REQUEST: Go through the records below line by line. Count the lines with "laptop" and give the count alone.

━━ INFORMATION PROVIDED

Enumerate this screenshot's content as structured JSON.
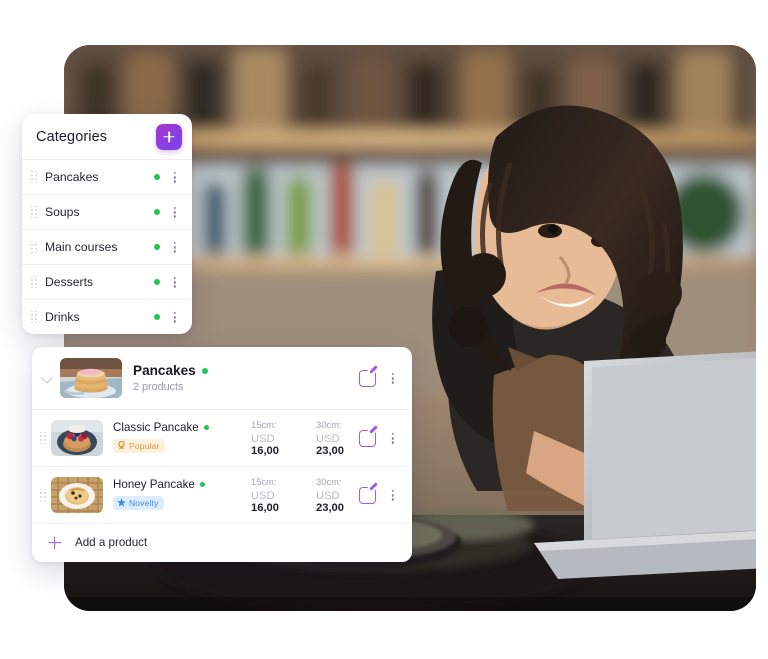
{
  "categories_panel": {
    "title": "Categories",
    "add_button_label": "+",
    "add_button_icon": "plus-icon",
    "items": [
      {
        "label": "Pancakes",
        "status": "active",
        "drag_icon": "drag-handle-icon",
        "menu_icon": "kebab-menu-icon"
      },
      {
        "label": "Soups",
        "status": "active",
        "drag_icon": "drag-handle-icon",
        "menu_icon": "kebab-menu-icon"
      },
      {
        "label": "Main courses",
        "status": "active",
        "drag_icon": "drag-handle-icon",
        "menu_icon": "kebab-menu-icon"
      },
      {
        "label": "Desserts",
        "status": "active",
        "drag_icon": "drag-handle-icon",
        "menu_icon": "kebab-menu-icon"
      },
      {
        "label": "Drinks",
        "status": "active",
        "drag_icon": "drag-handle-icon",
        "menu_icon": "kebab-menu-icon"
      }
    ]
  },
  "products_panel": {
    "group": {
      "name": "Pancakes",
      "subtitle": "2 products",
      "collapse_icon": "chevron-down-icon",
      "thumb_icon": "pancake-stack-thumbnail",
      "edit_icon": "edit-pencil-icon",
      "menu_icon": "kebab-menu-icon",
      "status": "active"
    },
    "products": [
      {
        "name": "Classic Pancake",
        "status": "active",
        "badge": {
          "text": "Popular",
          "icon": "award-ribbon-icon",
          "color": "#e09a3c",
          "background": "#fdf0dd"
        },
        "thumb_icon": "berry-pancake-thumbnail",
        "drag_icon": "drag-handle-icon",
        "edit_icon": "edit-pencil-icon",
        "menu_icon": "kebab-menu-icon",
        "prices": [
          {
            "size": "15cm:",
            "currency": "USD",
            "amount": "16,00"
          },
          {
            "size": "30cm:",
            "currency": "USD",
            "amount": "23,00"
          }
        ]
      },
      {
        "name": "Honey Pancake",
        "status": "active",
        "badge": {
          "text": "Novelty",
          "icon": "star-icon",
          "color": "#3d8fe0",
          "background": "#ddecfd"
        },
        "thumb_icon": "honey-pancake-thumbnail",
        "drag_icon": "drag-handle-icon",
        "edit_icon": "edit-pencil-icon",
        "menu_icon": "kebab-menu-icon",
        "prices": [
          {
            "size": "15cm:",
            "currency": "USD",
            "amount": "16,00"
          },
          {
            "size": "30cm:",
            "currency": "USD",
            "amount": "23,00"
          }
        ]
      }
    ],
    "add_product": {
      "label": "Add a product",
      "icon": "plus-icon"
    }
  },
  "background_photo": {
    "alt": "Woman in apron working at a laptop behind a cafe bar counter",
    "icon": "cafe-owner-laptop-photo"
  },
  "colors": {
    "accent_purple": "#8b3fe0",
    "status_green": "#23c552",
    "popular_orange": "#e09a3c",
    "novelty_blue": "#3d8fe0",
    "panel_white": "#ffffff"
  }
}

━━━━

TASK SOLUTION: 2